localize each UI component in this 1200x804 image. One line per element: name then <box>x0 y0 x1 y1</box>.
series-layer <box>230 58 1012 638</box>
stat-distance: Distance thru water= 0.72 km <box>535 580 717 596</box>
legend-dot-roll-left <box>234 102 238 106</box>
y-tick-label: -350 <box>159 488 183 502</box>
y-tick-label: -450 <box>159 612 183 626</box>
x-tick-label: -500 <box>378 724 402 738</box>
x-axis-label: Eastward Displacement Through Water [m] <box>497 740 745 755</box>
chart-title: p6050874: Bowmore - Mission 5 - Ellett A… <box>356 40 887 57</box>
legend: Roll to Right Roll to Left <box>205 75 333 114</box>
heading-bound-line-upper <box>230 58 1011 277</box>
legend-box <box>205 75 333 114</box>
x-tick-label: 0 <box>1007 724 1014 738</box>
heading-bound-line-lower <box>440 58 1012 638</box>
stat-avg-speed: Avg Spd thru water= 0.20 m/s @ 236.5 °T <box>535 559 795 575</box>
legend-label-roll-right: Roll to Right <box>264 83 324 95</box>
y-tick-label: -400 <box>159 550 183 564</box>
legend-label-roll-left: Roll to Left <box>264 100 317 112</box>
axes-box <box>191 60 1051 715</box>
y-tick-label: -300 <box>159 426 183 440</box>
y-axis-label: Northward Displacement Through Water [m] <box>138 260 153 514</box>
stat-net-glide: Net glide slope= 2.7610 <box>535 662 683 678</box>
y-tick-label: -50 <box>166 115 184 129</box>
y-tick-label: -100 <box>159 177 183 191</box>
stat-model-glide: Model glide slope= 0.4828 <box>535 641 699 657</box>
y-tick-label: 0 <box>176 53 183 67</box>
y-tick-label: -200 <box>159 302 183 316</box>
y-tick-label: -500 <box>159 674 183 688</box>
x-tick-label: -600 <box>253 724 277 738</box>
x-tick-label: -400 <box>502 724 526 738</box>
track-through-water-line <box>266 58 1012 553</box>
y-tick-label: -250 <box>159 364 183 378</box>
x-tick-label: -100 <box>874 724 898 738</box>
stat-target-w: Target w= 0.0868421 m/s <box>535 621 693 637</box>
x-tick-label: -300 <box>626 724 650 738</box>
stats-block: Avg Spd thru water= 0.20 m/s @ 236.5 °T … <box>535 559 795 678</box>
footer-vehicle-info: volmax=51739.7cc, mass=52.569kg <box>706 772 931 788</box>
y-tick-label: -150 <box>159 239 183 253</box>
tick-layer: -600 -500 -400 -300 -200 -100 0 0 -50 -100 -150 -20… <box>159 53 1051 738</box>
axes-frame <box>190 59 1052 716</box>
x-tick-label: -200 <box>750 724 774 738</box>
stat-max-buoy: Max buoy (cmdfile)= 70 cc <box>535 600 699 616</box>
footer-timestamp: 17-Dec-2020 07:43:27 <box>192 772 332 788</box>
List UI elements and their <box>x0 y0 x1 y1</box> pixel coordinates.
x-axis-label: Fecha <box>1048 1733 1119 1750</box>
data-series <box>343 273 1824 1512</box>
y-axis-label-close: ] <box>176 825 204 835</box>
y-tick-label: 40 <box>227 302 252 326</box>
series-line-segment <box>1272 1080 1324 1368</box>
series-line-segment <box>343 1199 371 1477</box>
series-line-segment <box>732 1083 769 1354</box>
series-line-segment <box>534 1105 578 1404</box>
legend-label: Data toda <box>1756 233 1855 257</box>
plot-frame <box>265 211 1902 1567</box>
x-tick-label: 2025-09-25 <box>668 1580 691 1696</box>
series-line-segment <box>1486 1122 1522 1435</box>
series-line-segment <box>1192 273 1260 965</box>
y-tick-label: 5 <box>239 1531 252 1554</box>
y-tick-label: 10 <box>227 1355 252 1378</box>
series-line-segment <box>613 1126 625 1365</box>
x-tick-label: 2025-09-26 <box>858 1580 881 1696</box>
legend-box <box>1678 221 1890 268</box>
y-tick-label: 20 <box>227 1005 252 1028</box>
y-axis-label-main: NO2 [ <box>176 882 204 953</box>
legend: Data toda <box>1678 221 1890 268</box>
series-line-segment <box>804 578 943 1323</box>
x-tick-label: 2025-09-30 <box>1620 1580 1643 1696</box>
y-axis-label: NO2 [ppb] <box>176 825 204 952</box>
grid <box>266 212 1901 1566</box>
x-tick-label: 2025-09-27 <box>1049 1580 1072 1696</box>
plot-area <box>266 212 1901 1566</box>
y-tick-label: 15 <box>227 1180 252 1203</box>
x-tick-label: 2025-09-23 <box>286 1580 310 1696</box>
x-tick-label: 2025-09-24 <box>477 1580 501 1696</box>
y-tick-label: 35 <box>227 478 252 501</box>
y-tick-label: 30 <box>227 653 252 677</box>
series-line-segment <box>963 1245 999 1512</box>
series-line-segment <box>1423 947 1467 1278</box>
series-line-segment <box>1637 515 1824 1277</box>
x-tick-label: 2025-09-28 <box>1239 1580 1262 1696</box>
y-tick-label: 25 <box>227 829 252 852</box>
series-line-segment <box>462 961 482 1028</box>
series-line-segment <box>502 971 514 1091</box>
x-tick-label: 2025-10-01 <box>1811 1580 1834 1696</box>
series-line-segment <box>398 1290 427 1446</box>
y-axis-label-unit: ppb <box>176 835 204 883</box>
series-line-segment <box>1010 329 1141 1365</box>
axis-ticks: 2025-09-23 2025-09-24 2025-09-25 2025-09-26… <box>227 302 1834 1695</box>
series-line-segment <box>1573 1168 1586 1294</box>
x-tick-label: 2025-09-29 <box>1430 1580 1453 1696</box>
+===+
- [Exercise]: Convert every listing above into a numbered list of its lines, omitting any blank lines.

- [Worked solution]:
1. localize each UI component in this 1200x804 image. One line per element: name then <box>x0 y0 x1 y1</box>.
2. series-layer <box>230 58 1012 638</box>
3. stat-distance: Distance thru water= 0.72 km <box>535 580 717 596</box>
4. legend-dot-roll-left <box>234 102 238 106</box>
5. y-tick-label: -350 <box>159 488 183 502</box>
6. y-tick-label: -450 <box>159 612 183 626</box>
7. x-tick-label: -500 <box>378 724 402 738</box>
8. x-axis-label: Eastward Displacement Through Water [m] <box>497 740 745 755</box>
9. chart-title: p6050874: Bowmore - Mission 5 - Ellett A… <box>356 40 887 57</box>
10. legend: Roll to Right Roll to Left <box>205 75 333 114</box>
11. heading-bound-line-upper <box>230 58 1011 277</box>
12. legend-box <box>205 75 333 114</box>
13. x-tick-label: 0 <box>1007 724 1014 738</box>
14. heading-bound-line-lower <box>440 58 1012 638</box>
15. stat-avg-speed: Avg Spd thru water= 0.20 m/s @ 236.5 °T <box>535 559 795 575</box>
16. legend-label-roll-right: Roll to Right <box>264 83 324 95</box>
17. y-tick-label: -400 <box>159 550 183 564</box>
18. legend-label-roll-left: Roll to Left <box>264 100 317 112</box>
19. axes-box <box>191 60 1051 715</box>
20. y-tick-label: -300 <box>159 426 183 440</box>
21. y-axis-label: Northward Displacement Through Water [m] <box>138 260 153 514</box>
22. stat-net-glide: Net glide slope= 2.7610 <box>535 662 683 678</box>
23. y-tick-label: -50 <box>166 115 184 129</box>
24. y-tick-label: -100 <box>159 177 183 191</box>
25. stat-model-glide: Model glide slope= 0.4828 <box>535 641 699 657</box>
26. y-tick-label: 0 <box>176 53 183 67</box>
27. y-tick-label: -200 <box>159 302 183 316</box>
28. y-tick-label: -500 <box>159 674 183 688</box>
29. x-tick-label: -600 <box>253 724 277 738</box>
30. x-tick-label: -400 <box>502 724 526 738</box>
31. track-through-water-line <box>266 58 1012 553</box>
32. y-tick-label: -250 <box>159 364 183 378</box>
33. x-tick-label: -100 <box>874 724 898 738</box>
34. stat-target-w: Target w= 0.0868421 m/s <box>535 621 693 637</box>
35. x-tick-label: -300 <box>626 724 650 738</box>
36. stats-block: Avg Spd thru water= 0.20 m/s @ 236.5 °T … <box>535 559 795 678</box>
37. footer-vehicle-info: volmax=51739.7cc, mass=52.569kg <box>706 772 931 788</box>
38. y-tick-label: -150 <box>159 239 183 253</box>
39. tick-layer: -600 -500 -400 -300 -200 -100 0 0 -50 -100 -150 -20… <box>159 53 1051 738</box>
40. axes-frame <box>190 59 1052 716</box>
41. x-tick-label: -200 <box>750 724 774 738</box>
42. stat-max-buoy: Max buoy (cmdfile)= 70 cc <box>535 600 699 616</box>
43. footer-timestamp: 17-Dec-2020 07:43:27 <box>192 772 332 788</box>
44. List UI elements and their <box>x0 y0 x1 y1</box> pixel coordinates.
45. x-axis-label: Fecha <box>1048 1733 1119 1750</box>
46. data-series <box>343 273 1824 1512</box>
47. y-axis-label-close: ] <box>176 825 204 835</box>
48. y-tick-label: 40 <box>227 302 252 326</box>
49. series-line-segment <box>1272 1080 1324 1368</box>
50. series-line-segment <box>343 1199 371 1477</box>
51. series-line-segment <box>732 1083 769 1354</box>
52. series-line-segment <box>534 1105 578 1404</box>
53. legend-label: Data toda <box>1756 233 1855 257</box>
54. plot-frame <box>265 211 1902 1567</box>
55. x-tick-label: 2025-09-25 <box>668 1580 691 1696</box>
56. series-line-segment <box>1486 1122 1522 1435</box>
57. series-line-segment <box>1192 273 1260 965</box>
58. y-tick-label: 5 <box>239 1531 252 1554</box>
59. y-tick-label: 10 <box>227 1355 252 1378</box>
60. series-line-segment <box>613 1126 625 1365</box>
61. x-tick-label: 2025-09-26 <box>858 1580 881 1696</box>
62. legend-box <box>1678 221 1890 268</box>
63. y-tick-label: 20 <box>227 1005 252 1028</box>
64. y-axis-label-main: NO2 [ <box>176 882 204 953</box>
65. legend: Data toda <box>1678 221 1890 268</box>
66. series-line-segment <box>804 578 943 1323</box>
67. x-tick-label: 2025-09-30 <box>1620 1580 1643 1696</box>
68. y-axis-label: NO2 [ppb] <box>176 825 204 952</box>
69. grid <box>266 212 1901 1566</box>
70. x-tick-label: 2025-09-27 <box>1049 1580 1072 1696</box>
71. plot-area <box>266 212 1901 1566</box>
72. y-tick-label: 15 <box>227 1180 252 1203</box>
73. x-tick-label: 2025-09-23 <box>286 1580 310 1696</box>
74. x-tick-label: 2025-09-24 <box>477 1580 501 1696</box>
75. y-tick-label: 35 <box>227 478 252 501</box>
76. y-tick-label: 30 <box>227 653 252 677</box>
77. series-line-segment <box>963 1245 999 1512</box>
78. series-line-segment <box>1423 947 1467 1278</box>
79. series-line-segment <box>1637 515 1824 1277</box>
80. x-tick-label: 2025-09-28 <box>1239 1580 1262 1696</box>
81. y-tick-label: 25 <box>227 829 252 852</box>
82. series-line-segment <box>462 961 482 1028</box>
83. series-line-segment <box>502 971 514 1091</box>
84. x-tick-label: 2025-10-01 <box>1811 1580 1834 1696</box>
85. series-line-segment <box>398 1290 427 1446</box>
86. y-axis-label-unit: ppb <box>176 835 204 883</box>
87. series-line-segment <box>1010 329 1141 1365</box>
88. axis-ticks: 2025-09-23 2025-09-24 2025-09-25 2025-09-26… <box>227 302 1834 1695</box>
89. series-line-segment <box>1573 1168 1586 1294</box>
90. x-tick-label: 2025-09-29 <box>1430 1580 1453 1696</box>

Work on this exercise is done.